Given request
Reproduce the records below in full and without edits, omitting images.
# START OF Supplied data
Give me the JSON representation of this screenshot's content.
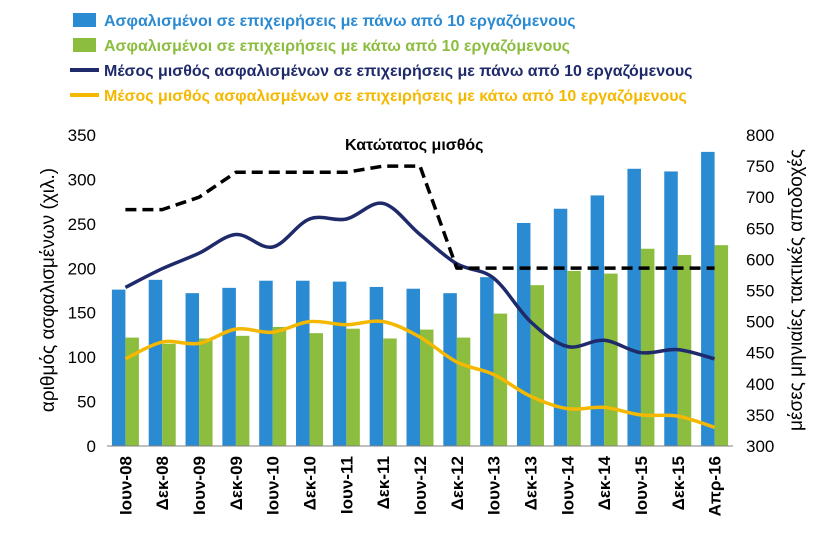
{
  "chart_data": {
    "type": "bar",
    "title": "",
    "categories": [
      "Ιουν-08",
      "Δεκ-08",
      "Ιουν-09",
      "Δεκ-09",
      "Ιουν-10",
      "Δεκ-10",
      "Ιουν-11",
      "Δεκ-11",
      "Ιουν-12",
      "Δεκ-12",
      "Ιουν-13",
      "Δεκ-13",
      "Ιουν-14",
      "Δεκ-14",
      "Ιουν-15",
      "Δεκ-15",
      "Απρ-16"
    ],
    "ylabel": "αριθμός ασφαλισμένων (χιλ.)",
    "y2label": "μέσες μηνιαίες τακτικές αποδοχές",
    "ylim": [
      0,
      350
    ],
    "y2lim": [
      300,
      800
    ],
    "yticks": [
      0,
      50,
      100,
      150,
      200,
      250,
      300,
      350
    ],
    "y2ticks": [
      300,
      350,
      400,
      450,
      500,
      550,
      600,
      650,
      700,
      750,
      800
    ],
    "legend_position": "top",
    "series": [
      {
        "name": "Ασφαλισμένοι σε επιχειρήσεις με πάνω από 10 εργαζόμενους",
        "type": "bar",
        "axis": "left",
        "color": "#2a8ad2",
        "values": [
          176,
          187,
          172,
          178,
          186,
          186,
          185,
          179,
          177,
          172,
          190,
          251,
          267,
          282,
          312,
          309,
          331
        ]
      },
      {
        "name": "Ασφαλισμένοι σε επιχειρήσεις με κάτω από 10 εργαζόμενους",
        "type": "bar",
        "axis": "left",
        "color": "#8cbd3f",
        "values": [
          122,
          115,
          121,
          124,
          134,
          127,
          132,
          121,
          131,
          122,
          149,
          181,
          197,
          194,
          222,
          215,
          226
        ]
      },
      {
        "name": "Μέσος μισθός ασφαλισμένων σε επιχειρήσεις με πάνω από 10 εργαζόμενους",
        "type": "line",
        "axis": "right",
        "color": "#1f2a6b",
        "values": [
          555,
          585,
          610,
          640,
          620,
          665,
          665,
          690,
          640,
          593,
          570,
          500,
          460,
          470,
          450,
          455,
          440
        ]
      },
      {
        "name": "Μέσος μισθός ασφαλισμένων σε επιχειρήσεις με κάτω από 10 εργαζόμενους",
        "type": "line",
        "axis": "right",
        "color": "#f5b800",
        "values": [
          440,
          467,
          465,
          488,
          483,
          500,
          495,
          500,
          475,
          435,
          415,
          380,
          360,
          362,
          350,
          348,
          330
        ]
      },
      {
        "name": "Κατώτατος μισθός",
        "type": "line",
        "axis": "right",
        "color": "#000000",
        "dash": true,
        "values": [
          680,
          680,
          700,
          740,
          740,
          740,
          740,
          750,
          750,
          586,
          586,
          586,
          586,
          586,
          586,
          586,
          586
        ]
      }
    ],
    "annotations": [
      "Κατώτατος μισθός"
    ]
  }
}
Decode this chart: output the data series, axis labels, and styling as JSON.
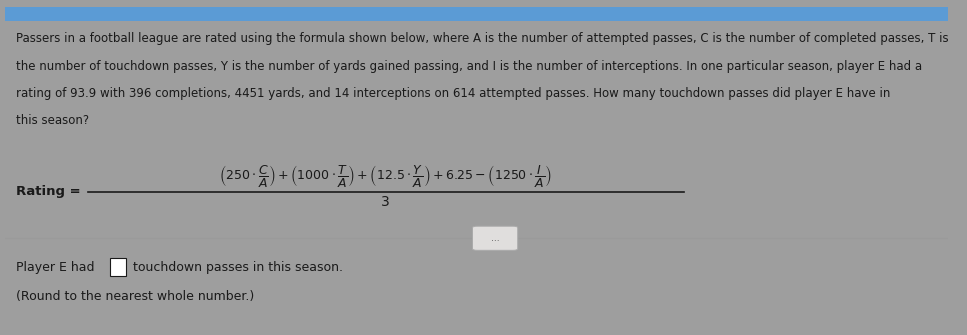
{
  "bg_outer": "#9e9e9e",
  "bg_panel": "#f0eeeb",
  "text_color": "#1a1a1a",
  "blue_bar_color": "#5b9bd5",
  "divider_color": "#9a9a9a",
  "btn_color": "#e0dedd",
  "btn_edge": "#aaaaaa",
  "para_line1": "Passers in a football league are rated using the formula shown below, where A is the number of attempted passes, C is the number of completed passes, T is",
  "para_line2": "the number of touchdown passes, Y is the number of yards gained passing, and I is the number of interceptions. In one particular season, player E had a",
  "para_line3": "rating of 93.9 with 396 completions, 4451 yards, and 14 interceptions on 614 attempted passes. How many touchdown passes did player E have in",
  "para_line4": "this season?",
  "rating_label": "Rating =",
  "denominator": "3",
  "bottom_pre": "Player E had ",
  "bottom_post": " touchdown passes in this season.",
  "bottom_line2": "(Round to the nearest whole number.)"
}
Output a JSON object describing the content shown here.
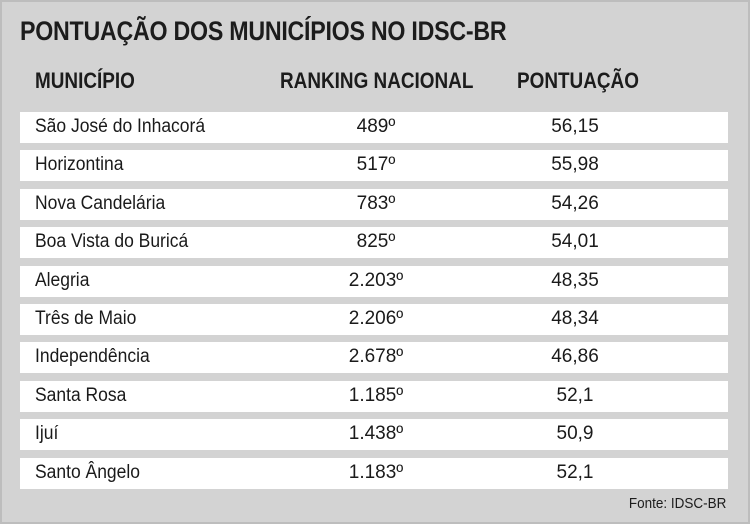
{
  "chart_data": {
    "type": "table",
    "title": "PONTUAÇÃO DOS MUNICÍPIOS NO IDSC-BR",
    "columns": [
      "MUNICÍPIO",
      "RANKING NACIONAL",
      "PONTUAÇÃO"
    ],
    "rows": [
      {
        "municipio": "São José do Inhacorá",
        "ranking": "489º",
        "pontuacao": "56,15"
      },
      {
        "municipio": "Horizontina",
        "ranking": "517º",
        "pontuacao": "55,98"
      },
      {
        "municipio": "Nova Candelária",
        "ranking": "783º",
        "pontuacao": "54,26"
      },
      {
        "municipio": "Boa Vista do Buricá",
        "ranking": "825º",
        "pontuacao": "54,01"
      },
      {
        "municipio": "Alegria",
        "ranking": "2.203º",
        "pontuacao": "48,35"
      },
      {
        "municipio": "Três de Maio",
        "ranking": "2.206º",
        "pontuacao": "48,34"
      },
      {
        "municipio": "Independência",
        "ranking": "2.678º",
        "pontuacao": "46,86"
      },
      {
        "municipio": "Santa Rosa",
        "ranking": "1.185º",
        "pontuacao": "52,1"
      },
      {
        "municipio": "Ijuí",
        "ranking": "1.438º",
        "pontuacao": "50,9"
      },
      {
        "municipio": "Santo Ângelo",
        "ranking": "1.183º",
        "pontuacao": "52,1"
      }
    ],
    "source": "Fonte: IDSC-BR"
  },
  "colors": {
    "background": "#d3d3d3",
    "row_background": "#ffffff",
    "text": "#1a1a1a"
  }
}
# END OF Supplied data
Output below
Give me the JSON representation of this screenshot's content.
{
  "chart_data": {
    "type": "bar",
    "title": "",
    "categories": [
      "Ιουν-08",
      "Δεκ-08",
      "Ιουν-09",
      "Δεκ-09",
      "Ιουν-10",
      "Δεκ-10",
      "Ιουν-11",
      "Δεκ-11",
      "Ιουν-12",
      "Δεκ-12",
      "Ιουν-13",
      "Δεκ-13",
      "Ιουν-14",
      "Δεκ-14",
      "Ιουν-15",
      "Δεκ-15",
      "Απρ-16"
    ],
    "ylabel": "αριθμός ασφαλισμένων (χιλ.)",
    "y2label": "μέσες μηνιαίες τακτικές αποδοχές",
    "ylim": [
      0,
      350
    ],
    "y2lim": [
      300,
      800
    ],
    "yticks": [
      0,
      50,
      100,
      150,
      200,
      250,
      300,
      350
    ],
    "y2ticks": [
      300,
      350,
      400,
      450,
      500,
      550,
      600,
      650,
      700,
      750,
      800
    ],
    "legend_position": "top",
    "series": [
      {
        "name": "Ασφαλισμένοι σε επιχειρήσεις με πάνω από 10 εργαζόμενους",
        "type": "bar",
        "axis": "left",
        "color": "#2a8ad2",
        "values": [
          176,
          187,
          172,
          178,
          186,
          186,
          185,
          179,
          177,
          172,
          190,
          251,
          267,
          282,
          312,
          309,
          331
        ]
      },
      {
        "name": "Ασφαλισμένοι σε επιχειρήσεις με κάτω από 10 εργαζόμενους",
        "type": "bar",
        "axis": "left",
        "color": "#8cbd3f",
        "values": [
          122,
          115,
          121,
          124,
          134,
          127,
          132,
          121,
          131,
          122,
          149,
          181,
          197,
          194,
          222,
          215,
          226
        ]
      },
      {
        "name": "Μέσος μισθός ασφαλισμένων σε επιχειρήσεις με πάνω από 10 εργαζόμενους",
        "type": "line",
        "axis": "right",
        "color": "#1f2a6b",
        "values": [
          555,
          585,
          610,
          640,
          620,
          665,
          665,
          690,
          640,
          593,
          570,
          500,
          460,
          470,
          450,
          455,
          440
        ]
      },
      {
        "name": "Μέσος μισθός ασφαλισμένων σε επιχειρήσεις με κάτω από 10 εργαζόμενους",
        "type": "line",
        "axis": "right",
        "color": "#f5b800",
        "values": [
          440,
          467,
          465,
          488,
          483,
          500,
          495,
          500,
          475,
          435,
          415,
          380,
          360,
          362,
          350,
          348,
          330
        ]
      },
      {
        "name": "Κατώτατος μισθός",
        "type": "line",
        "axis": "right",
        "color": "#000000",
        "dash": true,
        "values": [
          680,
          680,
          700,
          740,
          740,
          740,
          740,
          750,
          750,
          586,
          586,
          586,
          586,
          586,
          586,
          586,
          586
        ]
      }
    ],
    "annotations": [
      "Κατώτατος μισθός"
    ]
  }
}
Decode this chart: output the data series, axis labels, and styling as JSON.
{
  "bg_outer": "#9e9e9e",
  "bg_panel": "#f0eeeb",
  "text_color": "#1a1a1a",
  "blue_bar_color": "#5b9bd5",
  "divider_color": "#9a9a9a",
  "btn_color": "#e0dedd",
  "btn_edge": "#aaaaaa",
  "para_line1": "Passers in a football league are rated using the formula shown below, where A is the number of attempted passes, C is the number of completed passes, T is",
  "para_line2": "the number of touchdown passes, Y is the number of yards gained passing, and I is the number of interceptions. In one particular season, player E had a",
  "para_line3": "rating of 93.9 with 396 completions, 4451 yards, and 14 interceptions on 614 attempted passes. How many touchdown passes did player E have in",
  "para_line4": "this season?",
  "rating_label": "Rating =",
  "denominator": "3",
  "bottom_pre": "Player E had ",
  "bottom_post": " touchdown passes in this season.",
  "bottom_line2": "(Round to the nearest whole number.)"
}
Output a JSON object describing the content shown here.
{
  "chart_data": {
    "type": "table",
    "title": "PONTUAÇÃO DOS MUNICÍPIOS NO IDSC-BR",
    "columns": [
      "MUNICÍPIO",
      "RANKING NACIONAL",
      "PONTUAÇÃO"
    ],
    "rows": [
      {
        "municipio": "São José do Inhacorá",
        "ranking": "489º",
        "pontuacao": "56,15"
      },
      {
        "municipio": "Horizontina",
        "ranking": "517º",
        "pontuacao": "55,98"
      },
      {
        "municipio": "Nova Candelária",
        "ranking": "783º",
        "pontuacao": "54,26"
      },
      {
        "municipio": "Boa Vista do Buricá",
        "ranking": "825º",
        "pontuacao": "54,01"
      },
      {
        "municipio": "Alegria",
        "ranking": "2.203º",
        "pontuacao": "48,35"
      },
      {
        "municipio": "Três de Maio",
        "ranking": "2.206º",
        "pontuacao": "48,34"
      },
      {
        "municipio": "Independência",
        "ranking": "2.678º",
        "pontuacao": "46,86"
      },
      {
        "municipio": "Santa Rosa",
        "ranking": "1.185º",
        "pontuacao": "52,1"
      },
      {
        "municipio": "Ijuí",
        "ranking": "1.438º",
        "pontuacao": "50,9"
      },
      {
        "municipio": "Santo Ângelo",
        "ranking": "1.183º",
        "pontuacao": "52,1"
      }
    ],
    "source": "Fonte: IDSC-BR"
  },
  "colors": {
    "background": "#d3d3d3",
    "row_background": "#ffffff",
    "text": "#1a1a1a"
  }
}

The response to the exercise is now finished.